What is required → Make an exact copy of the data below, leaving out every picture.

Extracted data →
--- begin ---

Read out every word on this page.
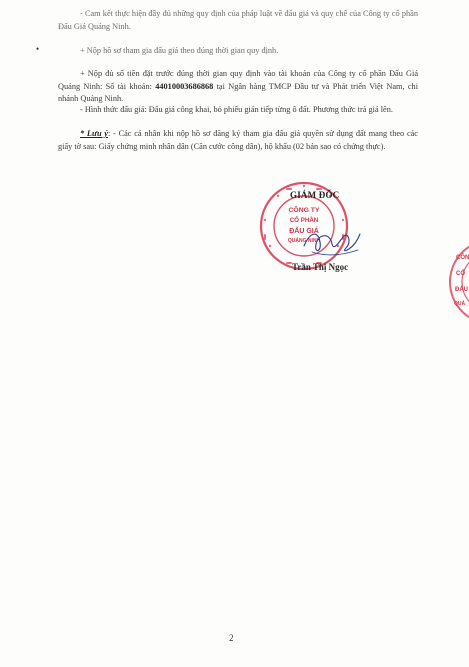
•
- Cam kết thực hiện đầy đủ những quy định của pháp luật về đấu giá và quy chế của Công ty cổ phần Đấu Giá Quảng Ninh.
+ Nộp hồ sơ tham gia đấu giá theo đúng thời gian quy định.
+ Nộp đủ số tiền đặt trước đúng thời gian quy định vào tài khoản của Công ty cổ phần Đấu Giá Quảng Ninh: Số tài khoản: 44010003686868 tại Ngân hàng TMCP Đầu tư và Phát triển Việt Nam, chi nhánh Quảng Ninh.
- Hình thức đấu giá: Đấu giá công khai, bỏ phiếu gián tiếp từng ô đất. Phương thức trả giá lên.
* Lưu ý: - Các cá nhân khi nộp hồ sơ đăng ký tham gia đấu giá quyền sử dụng đất mang theo các giấy tờ sau: Giấy chứng minh nhân dân (Căn cước công dân), hộ khẩu (02 bản sao có chứng thực).
CÔNG TY
CỔ PHẦN
ĐẤU GIÁ
QUẢNG NINH
GIÁM ĐỐC
Trần Thị Ngọc
CÔN
CỔ
ĐẤU
QUẢ
2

--- end ---

Response →
Read out every word on this page.
•
- Cam kết thực hiện đầy đủ những quy định của pháp luật về đấu giá và quy chế của Công ty cổ phần Đấu Giá Quảng Ninh.
+ Nộp hồ sơ tham gia đấu giá theo đúng thời gian quy định.
+ Nộp đủ số tiền đặt trước đúng thời gian quy định vào tài khoản của Công ty cổ phần Đấu Giá Quảng Ninh: Số tài khoản: 44010003686868 tại Ngân hàng TMCP Đầu tư và Phát triển Việt Nam, chi nhánh Quảng Ninh.
- Hình thức đấu giá: Đấu giá công khai, bỏ phiếu gián tiếp từng ô đất. Phương thức trả giá lên.
* Lưu ý: - Các cá nhân khi nộp hồ sơ đăng ký tham gia đấu giá quyền sử dụng đất mang theo các giấy tờ sau: Giấy chứng minh nhân dân (Căn cước công dân), hộ khẩu (02 bản sao có chứng thực).
CÔNG TY
CỔ PHẦN
ĐẤU GIÁ
QUẢNG NINH
GIÁM ĐỐC
Trần Thị Ngọc
CÔN
CỔ
ĐẤU
QUẢ
2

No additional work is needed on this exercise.